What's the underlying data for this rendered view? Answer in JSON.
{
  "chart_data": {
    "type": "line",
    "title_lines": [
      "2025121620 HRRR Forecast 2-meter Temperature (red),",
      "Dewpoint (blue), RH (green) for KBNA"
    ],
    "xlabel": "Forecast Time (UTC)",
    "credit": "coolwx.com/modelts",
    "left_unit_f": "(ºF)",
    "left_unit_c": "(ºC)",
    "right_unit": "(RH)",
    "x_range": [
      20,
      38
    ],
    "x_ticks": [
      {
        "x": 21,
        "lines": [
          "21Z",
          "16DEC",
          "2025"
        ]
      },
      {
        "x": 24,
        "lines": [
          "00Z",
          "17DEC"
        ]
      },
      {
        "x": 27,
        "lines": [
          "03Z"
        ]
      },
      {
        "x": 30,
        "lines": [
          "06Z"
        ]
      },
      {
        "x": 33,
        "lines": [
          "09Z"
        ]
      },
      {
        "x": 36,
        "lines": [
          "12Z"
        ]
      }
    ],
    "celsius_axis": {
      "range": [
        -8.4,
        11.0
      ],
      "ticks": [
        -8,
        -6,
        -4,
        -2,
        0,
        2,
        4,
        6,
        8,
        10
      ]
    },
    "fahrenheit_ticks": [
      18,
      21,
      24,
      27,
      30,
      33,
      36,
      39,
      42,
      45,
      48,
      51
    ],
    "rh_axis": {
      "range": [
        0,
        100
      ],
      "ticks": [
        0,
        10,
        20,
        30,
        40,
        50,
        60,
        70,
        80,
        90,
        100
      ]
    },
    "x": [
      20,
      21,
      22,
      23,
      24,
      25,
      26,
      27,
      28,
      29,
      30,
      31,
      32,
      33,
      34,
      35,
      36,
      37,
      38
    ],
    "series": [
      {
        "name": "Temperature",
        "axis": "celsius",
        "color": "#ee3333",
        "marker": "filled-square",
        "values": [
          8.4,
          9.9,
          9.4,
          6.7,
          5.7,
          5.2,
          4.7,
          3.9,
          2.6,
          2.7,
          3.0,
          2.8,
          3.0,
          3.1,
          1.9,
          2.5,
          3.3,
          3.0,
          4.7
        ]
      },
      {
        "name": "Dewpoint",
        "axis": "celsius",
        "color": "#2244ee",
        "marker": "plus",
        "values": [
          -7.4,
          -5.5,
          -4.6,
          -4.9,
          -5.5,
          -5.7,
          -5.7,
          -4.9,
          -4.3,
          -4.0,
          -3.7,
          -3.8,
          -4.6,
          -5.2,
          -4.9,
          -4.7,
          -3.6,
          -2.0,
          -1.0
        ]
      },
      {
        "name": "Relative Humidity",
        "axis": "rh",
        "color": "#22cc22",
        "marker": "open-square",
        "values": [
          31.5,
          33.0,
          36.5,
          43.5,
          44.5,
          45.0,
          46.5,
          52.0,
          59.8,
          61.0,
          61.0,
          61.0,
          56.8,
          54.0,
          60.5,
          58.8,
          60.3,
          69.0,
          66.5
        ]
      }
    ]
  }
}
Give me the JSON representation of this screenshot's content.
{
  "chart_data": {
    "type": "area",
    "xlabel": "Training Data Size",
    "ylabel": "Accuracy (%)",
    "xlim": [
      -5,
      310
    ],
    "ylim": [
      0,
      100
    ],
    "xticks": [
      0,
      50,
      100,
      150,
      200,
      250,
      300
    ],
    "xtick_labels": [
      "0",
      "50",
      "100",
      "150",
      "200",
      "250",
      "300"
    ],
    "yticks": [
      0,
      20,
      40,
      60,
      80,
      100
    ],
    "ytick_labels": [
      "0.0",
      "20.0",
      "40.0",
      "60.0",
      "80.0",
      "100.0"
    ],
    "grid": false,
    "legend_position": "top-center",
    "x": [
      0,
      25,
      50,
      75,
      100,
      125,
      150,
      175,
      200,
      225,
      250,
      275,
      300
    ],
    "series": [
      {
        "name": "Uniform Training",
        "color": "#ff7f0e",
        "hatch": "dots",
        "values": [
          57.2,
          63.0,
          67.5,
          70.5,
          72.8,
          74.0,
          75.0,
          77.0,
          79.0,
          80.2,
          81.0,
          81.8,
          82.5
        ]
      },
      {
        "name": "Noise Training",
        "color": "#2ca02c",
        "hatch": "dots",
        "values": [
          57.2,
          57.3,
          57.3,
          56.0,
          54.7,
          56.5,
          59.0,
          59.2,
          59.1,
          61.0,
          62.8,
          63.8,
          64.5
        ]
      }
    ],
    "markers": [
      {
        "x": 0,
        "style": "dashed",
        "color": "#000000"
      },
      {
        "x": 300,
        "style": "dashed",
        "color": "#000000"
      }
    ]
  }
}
━━━━
TASK BRIEF -
Output the listing above word for word.

RESPONSE TO THE TASK -
What's the underlying data for this rendered view? Answer in JSON.
{
  "chart_data": {
    "type": "line",
    "title_lines": [
      "2025121620 HRRR Forecast 2-meter Temperature (red),",
      "Dewpoint (blue), RH (green) for KBNA"
    ],
    "xlabel": "Forecast Time (UTC)",
    "credit": "coolwx.com/modelts",
    "left_unit_f": "(ºF)",
    "left_unit_c": "(ºC)",
    "right_unit": "(RH)",
    "x_range": [
      20,
      38
    ],
    "x_ticks": [
      {
        "x": 21,
        "lines": [
          "21Z",
          "16DEC",
          "2025"
        ]
      },
      {
        "x": 24,
        "lines": [
          "00Z",
          "17DEC"
        ]
      },
      {
        "x": 27,
        "lines": [
          "03Z"
        ]
      },
      {
        "x": 30,
        "lines": [
          "06Z"
        ]
      },
      {
        "x": 33,
        "lines": [
          "09Z"
        ]
      },
      {
        "x": 36,
        "lines": [
          "12Z"
        ]
      }
    ],
    "celsius_axis": {
      "range": [
        -8.4,
        11.0
      ],
      "ticks": [
        -8,
        -6,
        -4,
        -2,
        0,
        2,
        4,
        6,
        8,
        10
      ]
    },
    "fahrenheit_ticks": [
      18,
      21,
      24,
      27,
      30,
      33,
      36,
      39,
      42,
      45,
      48,
      51
    ],
    "rh_axis": {
      "range": [
        0,
        100
      ],
      "ticks": [
        0,
        10,
        20,
        30,
        40,
        50,
        60,
        70,
        80,
        90,
        100
      ]
    },
    "x": [
      20,
      21,
      22,
      23,
      24,
      25,
      26,
      27,
      28,
      29,
      30,
      31,
      32,
      33,
      34,
      35,
      36,
      37,
      38
    ],
    "series": [
      {
        "name": "Temperature",
        "axis": "celsius",
        "color": "#ee3333",
        "marker": "filled-square",
        "values": [
          8.4,
          9.9,
          9.4,
          6.7,
          5.7,
          5.2,
          4.7,
          3.9,
          2.6,
          2.7,
          3.0,
          2.8,
          3.0,
          3.1,
          1.9,
          2.5,
          3.3,
          3.0,
          4.7
        ]
      },
      {
        "name": "Dewpoint",
        "axis": "celsius",
        "color": "#2244ee",
        "marker": "plus",
        "values": [
          -7.4,
          -5.5,
          -4.6,
          -4.9,
          -5.5,
          -5.7,
          -5.7,
          -4.9,
          -4.3,
          -4.0,
          -3.7,
          -3.8,
          -4.6,
          -5.2,
          -4.9,
          -4.7,
          -3.6,
          -2.0,
          -1.0
        ]
      },
      {
        "name": "Relative Humidity",
        "axis": "rh",
        "color": "#22cc22",
        "marker": "open-square",
        "values": [
          31.5,
          33.0,
          36.5,
          43.5,
          44.5,
          45.0,
          46.5,
          52.0,
          59.8,
          61.0,
          61.0,
          61.0,
          56.8,
          54.0,
          60.5,
          58.8,
          60.3,
          69.0,
          66.5
        ]
      }
    ]
  }
}
Give me the JSON representation of this screenshot's content.
{
  "chart_data": {
    "type": "area",
    "xlabel": "Training Data Size",
    "ylabel": "Accuracy (%)",
    "xlim": [
      -5,
      310
    ],
    "ylim": [
      0,
      100
    ],
    "xticks": [
      0,
      50,
      100,
      150,
      200,
      250,
      300
    ],
    "xtick_labels": [
      "0",
      "50",
      "100",
      "150",
      "200",
      "250",
      "300"
    ],
    "yticks": [
      0,
      20,
      40,
      60,
      80,
      100
    ],
    "ytick_labels": [
      "0.0",
      "20.0",
      "40.0",
      "60.0",
      "80.0",
      "100.0"
    ],
    "grid": false,
    "legend_position": "top-center",
    "x": [
      0,
      25,
      50,
      75,
      100,
      125,
      150,
      175,
      200,
      225,
      250,
      275,
      300
    ],
    "series": [
      {
        "name": "Uniform Training",
        "color": "#ff7f0e",
        "hatch": "dots",
        "values": [
          57.2,
          63.0,
          67.5,
          70.5,
          72.8,
          74.0,
          75.0,
          77.0,
          79.0,
          80.2,
          81.0,
          81.8,
          82.5
        ]
      },
      {
        "name": "Noise Training",
        "color": "#2ca02c",
        "hatch": "dots",
        "values": [
          57.2,
          57.3,
          57.3,
          56.0,
          54.7,
          56.5,
          59.0,
          59.2,
          59.1,
          61.0,
          62.8,
          63.8,
          64.5
        ]
      }
    ],
    "markers": [
      {
        "x": 0,
        "style": "dashed",
        "color": "#000000"
      },
      {
        "x": 300,
        "style": "dashed",
        "color": "#000000"
      }
    ]
  }
}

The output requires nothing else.